▸ **The data**
——
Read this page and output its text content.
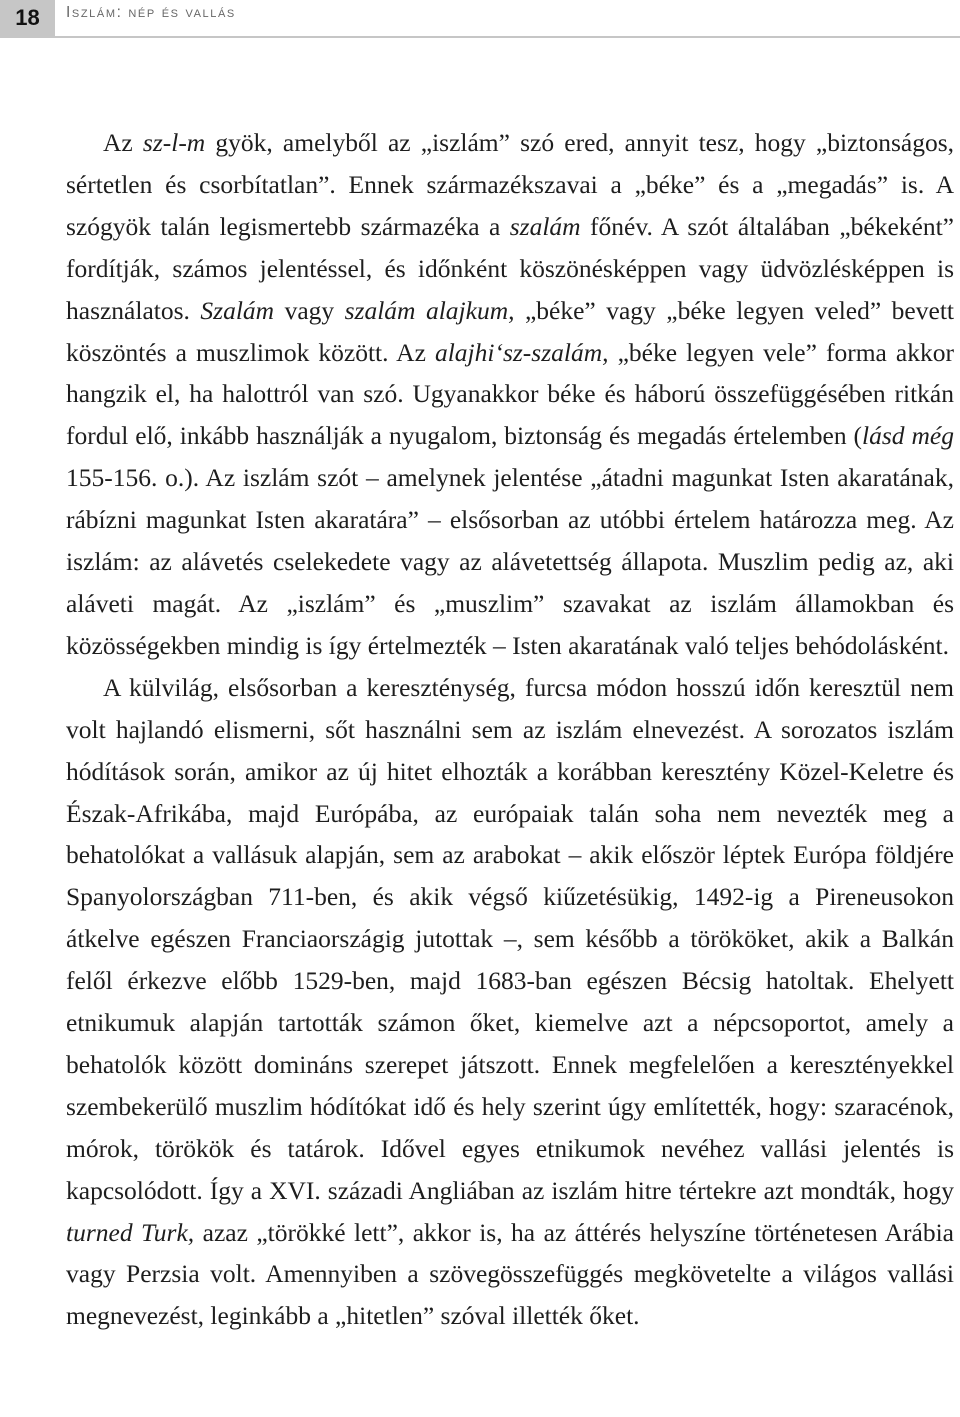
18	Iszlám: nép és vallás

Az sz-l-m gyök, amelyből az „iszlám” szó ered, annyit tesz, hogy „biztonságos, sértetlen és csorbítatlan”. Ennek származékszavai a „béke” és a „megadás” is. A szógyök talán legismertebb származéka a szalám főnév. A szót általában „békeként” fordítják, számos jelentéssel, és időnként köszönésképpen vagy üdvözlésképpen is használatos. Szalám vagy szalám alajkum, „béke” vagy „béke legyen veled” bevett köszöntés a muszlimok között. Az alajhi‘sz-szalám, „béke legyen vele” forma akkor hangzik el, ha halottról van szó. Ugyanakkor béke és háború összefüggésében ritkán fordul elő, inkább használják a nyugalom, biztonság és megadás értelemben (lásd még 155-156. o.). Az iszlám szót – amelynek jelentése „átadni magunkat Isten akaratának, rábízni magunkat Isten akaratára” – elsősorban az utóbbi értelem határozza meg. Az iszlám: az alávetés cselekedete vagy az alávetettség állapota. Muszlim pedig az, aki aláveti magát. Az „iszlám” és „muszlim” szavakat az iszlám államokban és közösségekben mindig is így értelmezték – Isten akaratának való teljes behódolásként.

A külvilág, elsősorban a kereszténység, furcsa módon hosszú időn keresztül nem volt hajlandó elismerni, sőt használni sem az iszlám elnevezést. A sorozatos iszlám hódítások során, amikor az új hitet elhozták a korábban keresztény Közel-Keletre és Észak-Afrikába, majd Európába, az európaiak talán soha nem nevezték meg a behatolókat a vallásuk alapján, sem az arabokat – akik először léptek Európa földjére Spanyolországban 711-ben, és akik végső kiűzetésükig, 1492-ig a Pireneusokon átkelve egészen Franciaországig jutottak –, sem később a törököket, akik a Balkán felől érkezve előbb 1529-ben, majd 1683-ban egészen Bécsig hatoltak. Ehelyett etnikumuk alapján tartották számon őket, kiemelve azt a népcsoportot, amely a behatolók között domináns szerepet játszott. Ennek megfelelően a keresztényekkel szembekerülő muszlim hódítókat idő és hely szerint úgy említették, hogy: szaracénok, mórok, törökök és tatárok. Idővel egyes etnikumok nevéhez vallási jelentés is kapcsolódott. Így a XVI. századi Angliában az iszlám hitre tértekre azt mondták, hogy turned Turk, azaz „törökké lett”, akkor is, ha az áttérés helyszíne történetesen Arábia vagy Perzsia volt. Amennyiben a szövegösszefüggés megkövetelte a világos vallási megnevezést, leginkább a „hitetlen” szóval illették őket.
——
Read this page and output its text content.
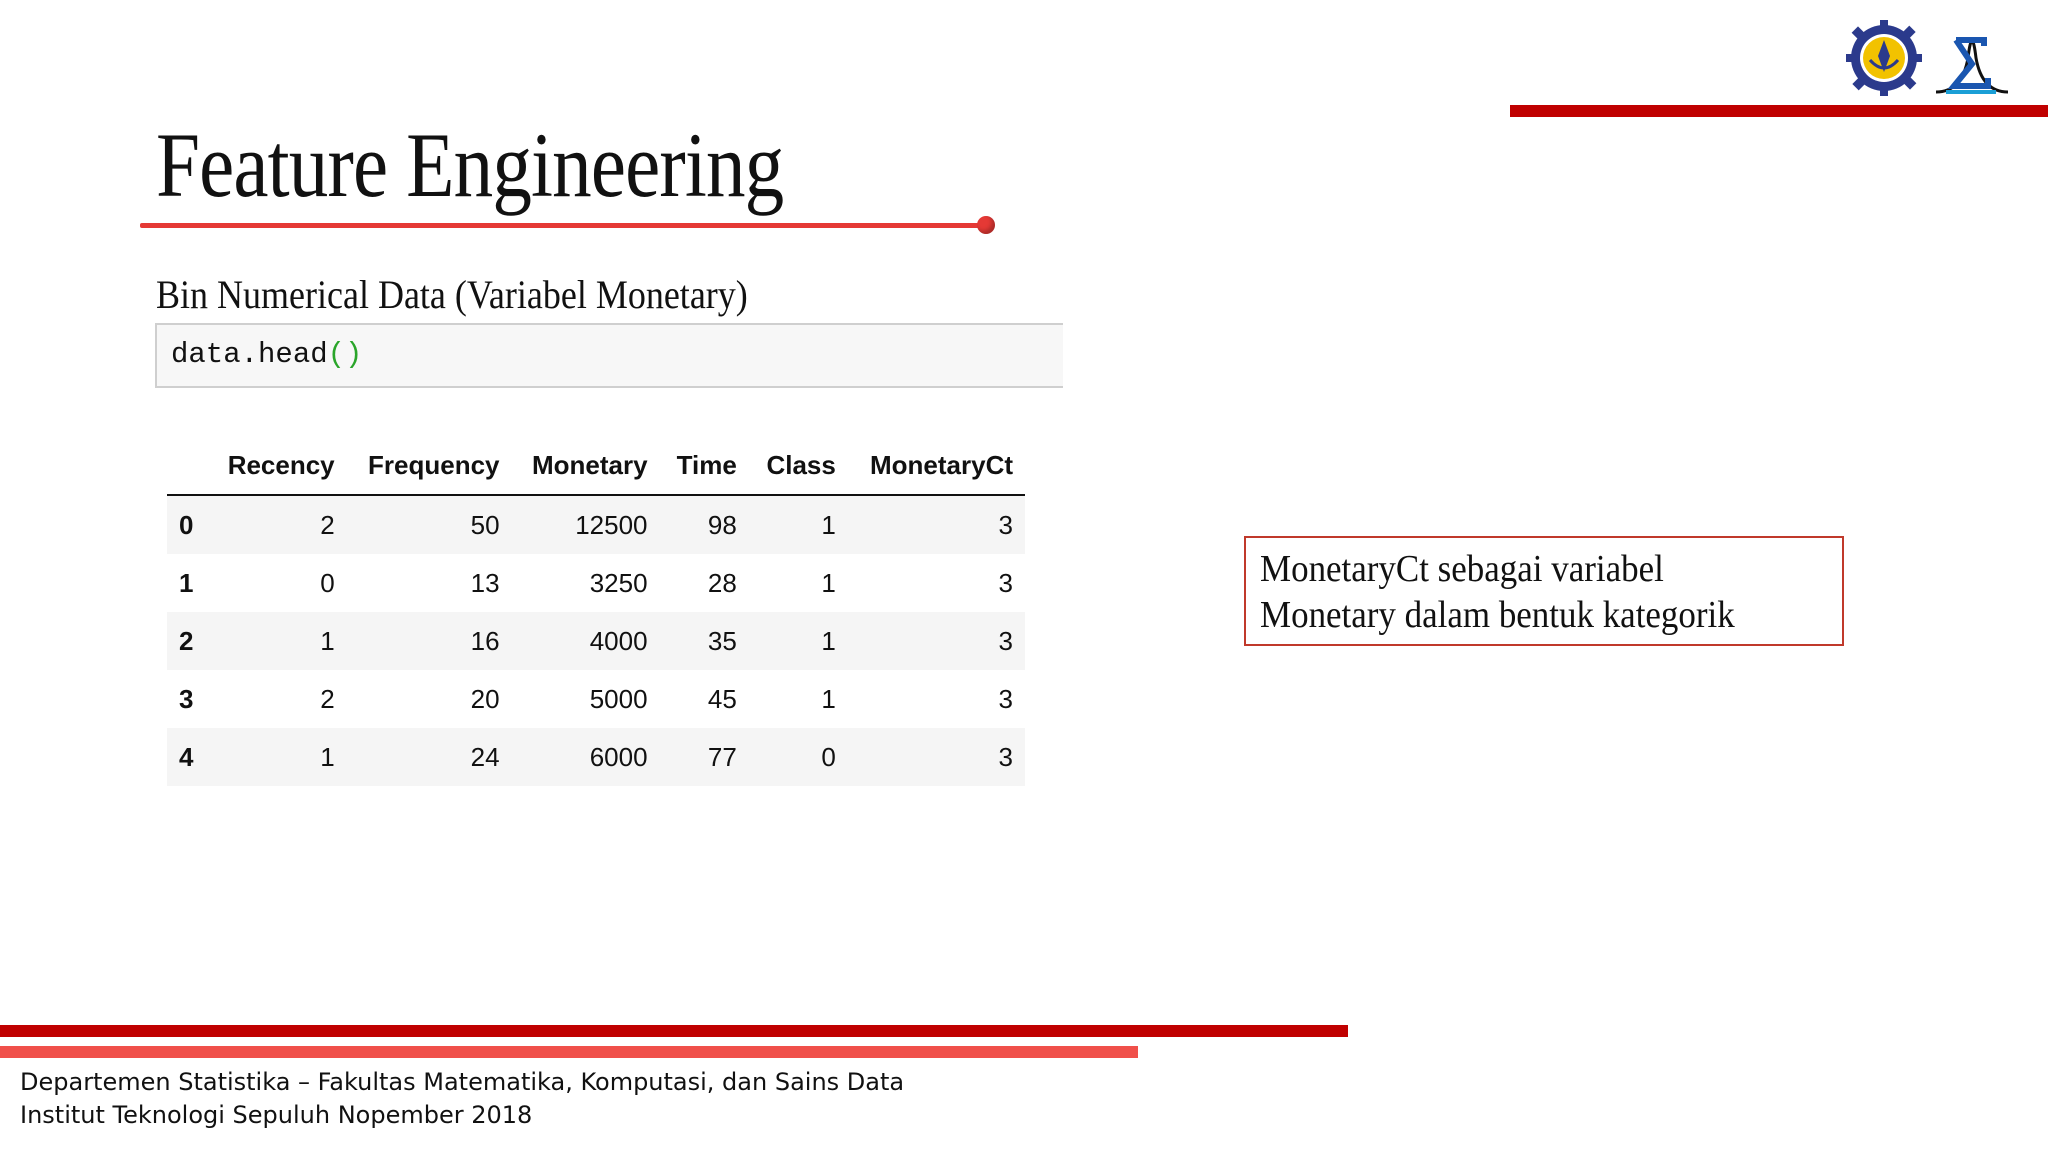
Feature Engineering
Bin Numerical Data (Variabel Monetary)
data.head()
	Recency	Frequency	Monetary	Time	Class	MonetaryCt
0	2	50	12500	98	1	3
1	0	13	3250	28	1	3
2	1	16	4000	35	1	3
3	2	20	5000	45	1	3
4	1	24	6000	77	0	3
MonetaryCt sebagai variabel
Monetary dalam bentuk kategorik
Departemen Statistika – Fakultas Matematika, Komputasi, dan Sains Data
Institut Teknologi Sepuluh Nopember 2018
——
▸ **Given task**
Where a line of the records above holds the word "MonetaryCt", copy that line.

▸ **The result**
	Recency	Frequency	Monetary	Time	Class	MonetaryCt
MonetaryCt sebagai variabel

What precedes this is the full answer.